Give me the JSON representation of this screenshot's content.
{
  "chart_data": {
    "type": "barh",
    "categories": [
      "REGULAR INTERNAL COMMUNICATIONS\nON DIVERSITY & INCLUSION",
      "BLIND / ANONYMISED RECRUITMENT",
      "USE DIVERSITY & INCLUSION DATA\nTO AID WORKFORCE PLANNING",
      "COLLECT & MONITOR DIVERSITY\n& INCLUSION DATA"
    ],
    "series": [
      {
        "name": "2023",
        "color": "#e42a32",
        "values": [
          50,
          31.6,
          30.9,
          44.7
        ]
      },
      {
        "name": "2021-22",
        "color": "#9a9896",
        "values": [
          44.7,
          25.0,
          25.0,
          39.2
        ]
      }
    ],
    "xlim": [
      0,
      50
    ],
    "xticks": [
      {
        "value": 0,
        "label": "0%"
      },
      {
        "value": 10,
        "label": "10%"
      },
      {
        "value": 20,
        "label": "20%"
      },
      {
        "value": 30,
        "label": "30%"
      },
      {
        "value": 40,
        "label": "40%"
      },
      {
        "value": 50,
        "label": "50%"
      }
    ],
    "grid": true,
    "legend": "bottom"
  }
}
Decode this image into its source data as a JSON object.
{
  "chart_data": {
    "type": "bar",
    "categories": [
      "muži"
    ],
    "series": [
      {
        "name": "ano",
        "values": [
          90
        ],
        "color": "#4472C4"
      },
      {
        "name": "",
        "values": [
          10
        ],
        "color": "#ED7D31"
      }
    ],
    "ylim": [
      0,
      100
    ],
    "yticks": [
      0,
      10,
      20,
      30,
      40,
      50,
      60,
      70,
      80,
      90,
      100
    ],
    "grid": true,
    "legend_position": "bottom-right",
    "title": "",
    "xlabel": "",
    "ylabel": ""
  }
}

REQUIRED WORK ▸
All of the lines above must be returned exactly.

COMPLETE RESPONSE ▸
Give me the JSON representation of this screenshot's content.
{
  "chart_data": {
    "type": "barh",
    "categories": [
      "REGULAR INTERNAL COMMUNICATIONS\nON DIVERSITY & INCLUSION",
      "BLIND / ANONYMISED RECRUITMENT",
      "USE DIVERSITY & INCLUSION DATA\nTO AID WORKFORCE PLANNING",
      "COLLECT & MONITOR DIVERSITY\n& INCLUSION DATA"
    ],
    "series": [
      {
        "name": "2023",
        "color": "#e42a32",
        "values": [
          50,
          31.6,
          30.9,
          44.7
        ]
      },
      {
        "name": "2021-22",
        "color": "#9a9896",
        "values": [
          44.7,
          25.0,
          25.0,
          39.2
        ]
      }
    ],
    "xlim": [
      0,
      50
    ],
    "xticks": [
      {
        "value": 0,
        "label": "0%"
      },
      {
        "value": 10,
        "label": "10%"
      },
      {
        "value": 20,
        "label": "20%"
      },
      {
        "value": 30,
        "label": "30%"
      },
      {
        "value": 40,
        "label": "40%"
      },
      {
        "value": 50,
        "label": "50%"
      }
    ],
    "grid": true,
    "legend": "bottom"
  }
}
Decode this image into its source data as a JSON object.
{
  "chart_data": {
    "type": "bar",
    "categories": [
      "muži"
    ],
    "series": [
      {
        "name": "ano",
        "values": [
          90
        ],
        "color": "#4472C4"
      },
      {
        "name": "",
        "values": [
          10
        ],
        "color": "#ED7D31"
      }
    ],
    "ylim": [
      0,
      100
    ],
    "yticks": [
      0,
      10,
      20,
      30,
      40,
      50,
      60,
      70,
      80,
      90,
      100
    ],
    "grid": true,
    "legend_position": "bottom-right",
    "title": "",
    "xlabel": "",
    "ylabel": ""
  }
}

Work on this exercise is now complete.